Task to carry out => Locate every line in the material below that has the word "AMERICAN". Copy each of those lines.

[Stored records]
****

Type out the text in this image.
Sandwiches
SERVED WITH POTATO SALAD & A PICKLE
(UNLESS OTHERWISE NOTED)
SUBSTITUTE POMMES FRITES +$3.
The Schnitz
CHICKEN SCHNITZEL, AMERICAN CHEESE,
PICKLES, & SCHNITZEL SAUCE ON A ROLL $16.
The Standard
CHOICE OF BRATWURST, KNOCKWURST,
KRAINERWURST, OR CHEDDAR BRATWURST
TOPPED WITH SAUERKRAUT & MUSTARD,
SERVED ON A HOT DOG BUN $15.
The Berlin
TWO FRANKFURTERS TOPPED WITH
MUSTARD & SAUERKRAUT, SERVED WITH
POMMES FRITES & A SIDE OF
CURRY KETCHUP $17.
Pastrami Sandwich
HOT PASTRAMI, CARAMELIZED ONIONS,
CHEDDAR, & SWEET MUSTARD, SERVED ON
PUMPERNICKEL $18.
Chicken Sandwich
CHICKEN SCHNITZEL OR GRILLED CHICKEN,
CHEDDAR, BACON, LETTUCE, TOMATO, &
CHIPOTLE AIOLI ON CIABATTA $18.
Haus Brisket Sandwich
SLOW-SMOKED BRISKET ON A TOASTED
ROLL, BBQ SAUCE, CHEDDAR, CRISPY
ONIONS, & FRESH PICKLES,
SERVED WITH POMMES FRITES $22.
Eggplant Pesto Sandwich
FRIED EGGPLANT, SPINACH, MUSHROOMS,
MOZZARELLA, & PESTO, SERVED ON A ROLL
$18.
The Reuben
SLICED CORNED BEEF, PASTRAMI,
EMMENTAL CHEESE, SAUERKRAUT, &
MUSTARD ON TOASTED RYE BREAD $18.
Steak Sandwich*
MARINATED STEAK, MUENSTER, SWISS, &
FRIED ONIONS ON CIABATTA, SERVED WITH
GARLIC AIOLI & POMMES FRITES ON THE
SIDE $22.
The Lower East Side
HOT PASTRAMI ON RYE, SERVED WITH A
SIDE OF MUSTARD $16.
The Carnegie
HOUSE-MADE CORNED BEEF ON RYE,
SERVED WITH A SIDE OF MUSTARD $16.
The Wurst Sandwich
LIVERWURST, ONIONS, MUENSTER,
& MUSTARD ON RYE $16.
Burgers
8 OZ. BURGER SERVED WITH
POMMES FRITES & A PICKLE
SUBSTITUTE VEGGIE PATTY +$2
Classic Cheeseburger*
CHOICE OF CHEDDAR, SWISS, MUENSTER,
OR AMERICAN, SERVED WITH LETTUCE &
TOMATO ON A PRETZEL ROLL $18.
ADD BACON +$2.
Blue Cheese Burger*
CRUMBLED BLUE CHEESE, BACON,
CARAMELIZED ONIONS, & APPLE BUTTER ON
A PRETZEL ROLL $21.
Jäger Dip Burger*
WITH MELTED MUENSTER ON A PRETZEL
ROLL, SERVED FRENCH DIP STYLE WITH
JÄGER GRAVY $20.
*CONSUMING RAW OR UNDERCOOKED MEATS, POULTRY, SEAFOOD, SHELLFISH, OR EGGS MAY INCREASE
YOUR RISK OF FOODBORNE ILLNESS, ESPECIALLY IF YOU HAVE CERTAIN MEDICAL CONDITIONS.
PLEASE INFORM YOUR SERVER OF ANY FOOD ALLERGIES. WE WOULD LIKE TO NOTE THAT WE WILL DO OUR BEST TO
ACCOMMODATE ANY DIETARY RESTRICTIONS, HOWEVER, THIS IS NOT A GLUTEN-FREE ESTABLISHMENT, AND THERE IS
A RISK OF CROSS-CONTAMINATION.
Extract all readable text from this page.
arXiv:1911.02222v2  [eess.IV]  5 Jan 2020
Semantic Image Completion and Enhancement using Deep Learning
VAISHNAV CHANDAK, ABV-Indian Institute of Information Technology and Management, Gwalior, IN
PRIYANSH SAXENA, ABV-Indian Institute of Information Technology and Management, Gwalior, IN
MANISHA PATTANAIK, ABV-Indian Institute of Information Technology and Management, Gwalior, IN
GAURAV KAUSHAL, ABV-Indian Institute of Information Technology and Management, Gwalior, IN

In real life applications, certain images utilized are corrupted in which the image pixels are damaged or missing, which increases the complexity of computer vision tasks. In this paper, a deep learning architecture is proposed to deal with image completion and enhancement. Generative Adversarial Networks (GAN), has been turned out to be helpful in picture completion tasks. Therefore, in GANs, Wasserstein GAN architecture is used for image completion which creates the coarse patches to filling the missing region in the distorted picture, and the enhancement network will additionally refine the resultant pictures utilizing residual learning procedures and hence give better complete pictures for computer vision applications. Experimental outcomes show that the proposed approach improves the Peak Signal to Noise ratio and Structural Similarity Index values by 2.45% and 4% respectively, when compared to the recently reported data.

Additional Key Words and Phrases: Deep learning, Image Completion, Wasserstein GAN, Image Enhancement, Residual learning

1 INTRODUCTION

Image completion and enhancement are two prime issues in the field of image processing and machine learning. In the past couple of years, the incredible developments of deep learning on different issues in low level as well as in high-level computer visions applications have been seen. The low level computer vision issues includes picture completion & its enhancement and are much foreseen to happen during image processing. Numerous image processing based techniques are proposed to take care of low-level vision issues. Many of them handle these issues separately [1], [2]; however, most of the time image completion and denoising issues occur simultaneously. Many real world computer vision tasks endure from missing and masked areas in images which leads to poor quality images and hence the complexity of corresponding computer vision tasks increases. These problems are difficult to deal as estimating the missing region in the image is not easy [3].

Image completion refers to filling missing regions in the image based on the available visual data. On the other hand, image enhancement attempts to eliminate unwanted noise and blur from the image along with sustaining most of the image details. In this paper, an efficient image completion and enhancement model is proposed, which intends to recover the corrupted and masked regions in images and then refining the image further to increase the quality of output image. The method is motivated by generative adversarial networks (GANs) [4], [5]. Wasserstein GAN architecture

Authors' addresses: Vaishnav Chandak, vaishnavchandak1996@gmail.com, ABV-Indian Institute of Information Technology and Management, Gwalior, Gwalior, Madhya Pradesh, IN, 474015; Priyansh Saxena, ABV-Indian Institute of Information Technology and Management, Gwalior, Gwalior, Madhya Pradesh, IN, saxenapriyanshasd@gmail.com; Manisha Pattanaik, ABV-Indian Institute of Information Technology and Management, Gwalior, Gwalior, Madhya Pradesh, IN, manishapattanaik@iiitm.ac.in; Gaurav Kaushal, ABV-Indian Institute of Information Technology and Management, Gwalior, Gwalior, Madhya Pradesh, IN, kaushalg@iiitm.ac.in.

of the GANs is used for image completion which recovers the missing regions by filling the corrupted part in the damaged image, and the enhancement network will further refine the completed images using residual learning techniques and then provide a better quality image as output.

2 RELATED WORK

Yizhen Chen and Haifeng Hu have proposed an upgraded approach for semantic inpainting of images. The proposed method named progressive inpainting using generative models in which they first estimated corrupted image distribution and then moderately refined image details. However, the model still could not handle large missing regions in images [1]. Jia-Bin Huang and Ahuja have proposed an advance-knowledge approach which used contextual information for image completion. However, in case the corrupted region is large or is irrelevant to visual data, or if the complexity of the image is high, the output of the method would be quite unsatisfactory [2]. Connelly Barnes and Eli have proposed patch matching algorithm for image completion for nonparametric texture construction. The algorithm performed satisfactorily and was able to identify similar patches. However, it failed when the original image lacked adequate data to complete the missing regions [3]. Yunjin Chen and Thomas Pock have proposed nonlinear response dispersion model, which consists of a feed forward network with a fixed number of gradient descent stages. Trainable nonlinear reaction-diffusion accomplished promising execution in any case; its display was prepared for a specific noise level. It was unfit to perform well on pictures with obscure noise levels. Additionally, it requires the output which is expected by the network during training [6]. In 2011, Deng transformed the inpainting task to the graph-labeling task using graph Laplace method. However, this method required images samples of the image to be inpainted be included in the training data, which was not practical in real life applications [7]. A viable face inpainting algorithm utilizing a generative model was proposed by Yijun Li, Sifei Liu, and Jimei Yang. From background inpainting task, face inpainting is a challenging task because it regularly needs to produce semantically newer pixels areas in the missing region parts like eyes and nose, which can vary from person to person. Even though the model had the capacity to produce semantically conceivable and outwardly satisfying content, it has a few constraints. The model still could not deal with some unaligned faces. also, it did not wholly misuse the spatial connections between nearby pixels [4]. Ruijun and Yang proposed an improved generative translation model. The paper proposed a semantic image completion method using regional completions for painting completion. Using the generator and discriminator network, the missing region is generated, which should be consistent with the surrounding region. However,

****

Reply to the task =>
CHICKEN SCHNITZEL, AMERICAN CHEESE,
OR AMERICAN, SERVED WITH LETTUCE &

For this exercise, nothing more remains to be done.